## RECORDS FOR THE TASK
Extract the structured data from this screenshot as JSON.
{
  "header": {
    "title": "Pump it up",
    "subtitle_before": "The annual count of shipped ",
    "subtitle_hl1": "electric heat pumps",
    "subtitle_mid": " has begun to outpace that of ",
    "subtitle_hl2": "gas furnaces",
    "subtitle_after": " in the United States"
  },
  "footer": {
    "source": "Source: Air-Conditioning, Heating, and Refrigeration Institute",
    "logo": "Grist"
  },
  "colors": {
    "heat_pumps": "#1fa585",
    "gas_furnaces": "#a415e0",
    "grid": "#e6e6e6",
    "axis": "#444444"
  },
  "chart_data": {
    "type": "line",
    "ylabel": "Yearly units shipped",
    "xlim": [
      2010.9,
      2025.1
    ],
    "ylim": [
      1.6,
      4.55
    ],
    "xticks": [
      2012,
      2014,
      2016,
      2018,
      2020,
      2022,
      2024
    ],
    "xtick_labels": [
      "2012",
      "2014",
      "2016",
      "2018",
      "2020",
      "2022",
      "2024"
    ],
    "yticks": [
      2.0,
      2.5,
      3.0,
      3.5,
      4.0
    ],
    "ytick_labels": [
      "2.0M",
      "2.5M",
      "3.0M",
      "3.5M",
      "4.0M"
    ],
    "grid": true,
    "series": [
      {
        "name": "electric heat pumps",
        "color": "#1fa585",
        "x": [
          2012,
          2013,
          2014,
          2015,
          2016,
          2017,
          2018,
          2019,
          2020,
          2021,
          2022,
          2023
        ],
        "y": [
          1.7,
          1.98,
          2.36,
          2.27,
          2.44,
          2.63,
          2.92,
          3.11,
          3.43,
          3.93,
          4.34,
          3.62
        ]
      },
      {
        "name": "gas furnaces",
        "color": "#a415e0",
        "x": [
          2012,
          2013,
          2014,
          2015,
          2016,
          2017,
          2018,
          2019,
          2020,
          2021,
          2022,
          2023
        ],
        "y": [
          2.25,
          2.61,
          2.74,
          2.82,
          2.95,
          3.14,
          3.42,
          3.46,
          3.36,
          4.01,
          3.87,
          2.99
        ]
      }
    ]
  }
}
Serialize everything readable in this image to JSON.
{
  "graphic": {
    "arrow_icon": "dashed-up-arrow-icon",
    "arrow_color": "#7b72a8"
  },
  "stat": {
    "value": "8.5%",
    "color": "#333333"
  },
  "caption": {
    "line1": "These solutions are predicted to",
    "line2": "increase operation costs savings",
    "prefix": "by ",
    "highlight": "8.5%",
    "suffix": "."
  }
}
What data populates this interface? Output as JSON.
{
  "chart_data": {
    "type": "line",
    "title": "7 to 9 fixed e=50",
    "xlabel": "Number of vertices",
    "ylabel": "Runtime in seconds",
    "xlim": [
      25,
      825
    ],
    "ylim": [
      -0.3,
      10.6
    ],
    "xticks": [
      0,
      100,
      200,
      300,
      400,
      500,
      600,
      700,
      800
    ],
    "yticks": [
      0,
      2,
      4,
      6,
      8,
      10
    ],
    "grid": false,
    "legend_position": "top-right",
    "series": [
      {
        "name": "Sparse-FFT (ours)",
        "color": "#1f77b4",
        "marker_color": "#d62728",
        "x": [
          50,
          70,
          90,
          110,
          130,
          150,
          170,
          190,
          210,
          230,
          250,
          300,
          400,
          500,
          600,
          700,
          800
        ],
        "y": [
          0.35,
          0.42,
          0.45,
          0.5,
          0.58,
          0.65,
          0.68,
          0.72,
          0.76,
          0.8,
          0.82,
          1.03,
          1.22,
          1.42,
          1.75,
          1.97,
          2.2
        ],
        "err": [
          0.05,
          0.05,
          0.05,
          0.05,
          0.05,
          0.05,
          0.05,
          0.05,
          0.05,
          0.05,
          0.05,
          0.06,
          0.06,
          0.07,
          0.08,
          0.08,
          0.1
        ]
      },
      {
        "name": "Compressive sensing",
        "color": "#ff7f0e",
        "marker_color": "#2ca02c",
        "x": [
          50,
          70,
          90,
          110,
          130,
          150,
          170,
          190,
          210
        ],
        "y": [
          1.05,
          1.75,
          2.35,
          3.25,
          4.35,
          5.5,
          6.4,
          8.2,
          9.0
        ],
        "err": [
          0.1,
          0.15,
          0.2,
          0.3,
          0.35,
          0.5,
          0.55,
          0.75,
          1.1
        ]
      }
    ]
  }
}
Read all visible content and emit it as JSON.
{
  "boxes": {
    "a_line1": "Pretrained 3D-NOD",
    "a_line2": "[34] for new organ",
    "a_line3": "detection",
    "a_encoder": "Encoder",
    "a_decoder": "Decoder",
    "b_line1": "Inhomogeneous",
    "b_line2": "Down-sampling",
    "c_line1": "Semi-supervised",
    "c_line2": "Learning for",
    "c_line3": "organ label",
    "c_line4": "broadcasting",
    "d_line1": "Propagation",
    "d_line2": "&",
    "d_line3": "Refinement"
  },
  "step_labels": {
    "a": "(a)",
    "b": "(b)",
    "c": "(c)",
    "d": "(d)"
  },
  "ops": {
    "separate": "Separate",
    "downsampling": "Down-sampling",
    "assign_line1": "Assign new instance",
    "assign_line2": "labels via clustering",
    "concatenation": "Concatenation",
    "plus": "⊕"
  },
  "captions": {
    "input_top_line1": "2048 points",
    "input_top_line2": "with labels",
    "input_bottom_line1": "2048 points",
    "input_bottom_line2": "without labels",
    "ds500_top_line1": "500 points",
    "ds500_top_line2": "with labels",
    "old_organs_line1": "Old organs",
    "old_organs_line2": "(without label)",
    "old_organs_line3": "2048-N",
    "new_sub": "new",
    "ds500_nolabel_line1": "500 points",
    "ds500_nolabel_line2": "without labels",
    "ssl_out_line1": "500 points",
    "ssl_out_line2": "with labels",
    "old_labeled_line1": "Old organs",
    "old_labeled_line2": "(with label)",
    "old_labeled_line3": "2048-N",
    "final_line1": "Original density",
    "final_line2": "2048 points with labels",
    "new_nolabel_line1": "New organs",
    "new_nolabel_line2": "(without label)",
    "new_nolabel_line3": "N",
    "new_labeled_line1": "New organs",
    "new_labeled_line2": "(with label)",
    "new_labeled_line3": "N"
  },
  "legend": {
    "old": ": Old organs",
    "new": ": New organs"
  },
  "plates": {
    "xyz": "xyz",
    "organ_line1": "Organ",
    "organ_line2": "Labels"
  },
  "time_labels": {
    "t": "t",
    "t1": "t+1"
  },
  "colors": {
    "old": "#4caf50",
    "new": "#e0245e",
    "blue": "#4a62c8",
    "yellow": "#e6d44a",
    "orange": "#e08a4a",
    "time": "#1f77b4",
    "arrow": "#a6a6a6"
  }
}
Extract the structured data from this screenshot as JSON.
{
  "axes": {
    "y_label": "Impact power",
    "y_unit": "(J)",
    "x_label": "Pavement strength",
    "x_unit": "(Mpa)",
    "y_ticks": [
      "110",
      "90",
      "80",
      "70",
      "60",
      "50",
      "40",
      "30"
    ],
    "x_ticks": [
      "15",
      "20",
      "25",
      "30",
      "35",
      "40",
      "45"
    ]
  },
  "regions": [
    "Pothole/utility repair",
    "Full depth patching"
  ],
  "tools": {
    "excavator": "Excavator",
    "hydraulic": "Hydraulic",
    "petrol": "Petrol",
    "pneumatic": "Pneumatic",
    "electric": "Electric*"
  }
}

## EXERCISE
Extract every entry in the listing word for word.

## TASK ANSWER
Extract the structured data from this screenshot as JSON.
{
  "header": {
    "title": "Pump it up",
    "subtitle_before": "The annual count of shipped ",
    "subtitle_hl1": "electric heat pumps",
    "subtitle_mid": " has begun to outpace that of ",
    "subtitle_hl2": "gas furnaces",
    "subtitle_after": " in the United States"
  },
  "footer": {
    "source": "Source: Air-Conditioning, Heating, and Refrigeration Institute",
    "logo": "Grist"
  },
  "colors": {
    "heat_pumps": "#1fa585",
    "gas_furnaces": "#a415e0",
    "grid": "#e6e6e6",
    "axis": "#444444"
  },
  "chart_data": {
    "type": "line",
    "ylabel": "Yearly units shipped",
    "xlim": [
      2010.9,
      2025.1
    ],
    "ylim": [
      1.6,
      4.55
    ],
    "xticks": [
      2012,
      2014,
      2016,
      2018,
      2020,
      2022,
      2024
    ],
    "xtick_labels": [
      "2012",
      "2014",
      "2016",
      "2018",
      "2020",
      "2022",
      "2024"
    ],
    "yticks": [
      2.0,
      2.5,
      3.0,
      3.5,
      4.0
    ],
    "ytick_labels": [
      "2.0M",
      "2.5M",
      "3.0M",
      "3.5M",
      "4.0M"
    ],
    "grid": true,
    "series": [
      {
        "name": "electric heat pumps",
        "color": "#1fa585",
        "x": [
          2012,
          2013,
          2014,
          2015,
          2016,
          2017,
          2018,
          2019,
          2020,
          2021,
          2022,
          2023
        ],
        "y": [
          1.7,
          1.98,
          2.36,
          2.27,
          2.44,
          2.63,
          2.92,
          3.11,
          3.43,
          3.93,
          4.34,
          3.62
        ]
      },
      {
        "name": "gas furnaces",
        "color": "#a415e0",
        "x": [
          2012,
          2013,
          2014,
          2015,
          2016,
          2017,
          2018,
          2019,
          2020,
          2021,
          2022,
          2023
        ],
        "y": [
          2.25,
          2.61,
          2.74,
          2.82,
          2.95,
          3.14,
          3.42,
          3.46,
          3.36,
          4.01,
          3.87,
          2.99
        ]
      }
    ]
  }
}
Serialize everything readable in this image to JSON.
{
  "graphic": {
    "arrow_icon": "dashed-up-arrow-icon",
    "arrow_color": "#7b72a8"
  },
  "stat": {
    "value": "8.5%",
    "color": "#333333"
  },
  "caption": {
    "line1": "These solutions are predicted to",
    "line2": "increase operation costs savings",
    "prefix": "by ",
    "highlight": "8.5%",
    "suffix": "."
  }
}
What data populates this interface? Output as JSON.
{
  "chart_data": {
    "type": "line",
    "title": "7 to 9 fixed e=50",
    "xlabel": "Number of vertices",
    "ylabel": "Runtime in seconds",
    "xlim": [
      25,
      825
    ],
    "ylim": [
      -0.3,
      10.6
    ],
    "xticks": [
      0,
      100,
      200,
      300,
      400,
      500,
      600,
      700,
      800
    ],
    "yticks": [
      0,
      2,
      4,
      6,
      8,
      10
    ],
    "grid": false,
    "legend_position": "top-right",
    "series": [
      {
        "name": "Sparse-FFT (ours)",
        "color": "#1f77b4",
        "marker_color": "#d62728",
        "x": [
          50,
          70,
          90,
          110,
          130,
          150,
          170,
          190,
          210,
          230,
          250,
          300,
          400,
          500,
          600,
          700,
          800
        ],
        "y": [
          0.35,
          0.42,
          0.45,
          0.5,
          0.58,
          0.65,
          0.68,
          0.72,
          0.76,
          0.8,
          0.82,
          1.03,
          1.22,
          1.42,
          1.75,
          1.97,
          2.2
        ],
        "err": [
          0.05,
          0.05,
          0.05,
          0.05,
          0.05,
          0.05,
          0.05,
          0.05,
          0.05,
          0.05,
          0.05,
          0.06,
          0.06,
          0.07,
          0.08,
          0.08,
          0.1
        ]
      },
      {
        "name": "Compressive sensing",
        "color": "#ff7f0e",
        "marker_color": "#2ca02c",
        "x": [
          50,
          70,
          90,
          110,
          130,
          150,
          170,
          190,
          210
        ],
        "y": [
          1.05,
          1.75,
          2.35,
          3.25,
          4.35,
          5.5,
          6.4,
          8.2,
          9.0
        ],
        "err": [
          0.1,
          0.15,
          0.2,
          0.3,
          0.35,
          0.5,
          0.55,
          0.75,
          1.1
        ]
      }
    ]
  }
}
Read all visible content and emit it as JSON.
{
  "boxes": {
    "a_line1": "Pretrained 3D-NOD",
    "a_line2": "[34] for new organ",
    "a_line3": "detection",
    "a_encoder": "Encoder",
    "a_decoder": "Decoder",
    "b_line1": "Inhomogeneous",
    "b_line2": "Down-sampling",
    "c_line1": "Semi-supervised",
    "c_line2": "Learning for",
    "c_line3": "organ label",
    "c_line4": "broadcasting",
    "d_line1": "Propagation",
    "d_line2": "&",
    "d_line3": "Refinement"
  },
  "step_labels": {
    "a": "(a)",
    "b": "(b)",
    "c": "(c)",
    "d": "(d)"
  },
  "ops": {
    "separate": "Separate",
    "downsampling": "Down-sampling",
    "assign_line1": "Assign new instance",
    "assign_line2": "labels via clustering",
    "concatenation": "Concatenation",
    "plus": "⊕"
  },
  "captions": {
    "input_top_line1": "2048 points",
    "input_top_line2": "with labels",
    "input_bottom_line1": "2048 points",
    "input_bottom_line2": "without labels",
    "ds500_top_line1": "500 points",
    "ds500_top_line2": "with labels",
    "old_organs_line1": "Old organs",
    "old_organs_line2": "(without label)",
    "old_organs_line3": "2048-N",
    "new_sub": "new",
    "ds500_nolabel_line1": "500 points",
    "ds500_nolabel_line2": "without labels",
    "ssl_out_line1": "500 points",
    "ssl_out_line2": "with labels",
    "old_labeled_line1": "Old organs",
    "old_labeled_line2": "(with label)",
    "old_labeled_line3": "2048-N",
    "final_line1": "Original density",
    "final_line2": "2048 points with labels",
    "new_nolabel_line1": "New organs",
    "new_nolabel_line2": "(without label)",
    "new_nolabel_line3": "N",
    "new_labeled_line1": "New organs",
    "new_labeled_line2": "(with label)",
    "new_labeled_line3": "N"
  },
  "legend": {
    "old": ": Old organs",
    "new": ": New organs"
  },
  "plates": {
    "xyz": "xyz",
    "organ_line1": "Organ",
    "organ_line2": "Labels"
  },
  "time_labels": {
    "t": "t",
    "t1": "t+1"
  },
  "colors": {
    "old": "#4caf50",
    "new": "#e0245e",
    "blue": "#4a62c8",
    "yellow": "#e6d44a",
    "orange": "#e08a4a",
    "time": "#1f77b4",
    "arrow": "#a6a6a6"
  }
}
Extract the structured data from this screenshot as JSON.
{
  "axes": {
    "y_label": "Impact power",
    "y_unit": "(J)",
    "x_label": "Pavement strength",
    "x_unit": "(Mpa)",
    "y_ticks": [
      "110",
      "90",
      "80",
      "70",
      "60",
      "50",
      "40",
      "30"
    ],
    "x_ticks": [
      "15",
      "20",
      "25",
      "30",
      "35",
      "40",
      "45"
    ]
  },
  "regions": [
    "Pothole/utility repair",
    "Full depth patching"
  ],
  "tools": {
    "excavator": "Excavator",
    "hydraulic": "Hydraulic",
    "petrol": "Petrol",
    "pneumatic": "Pneumatic",
    "electric": "Electric*"
  }
}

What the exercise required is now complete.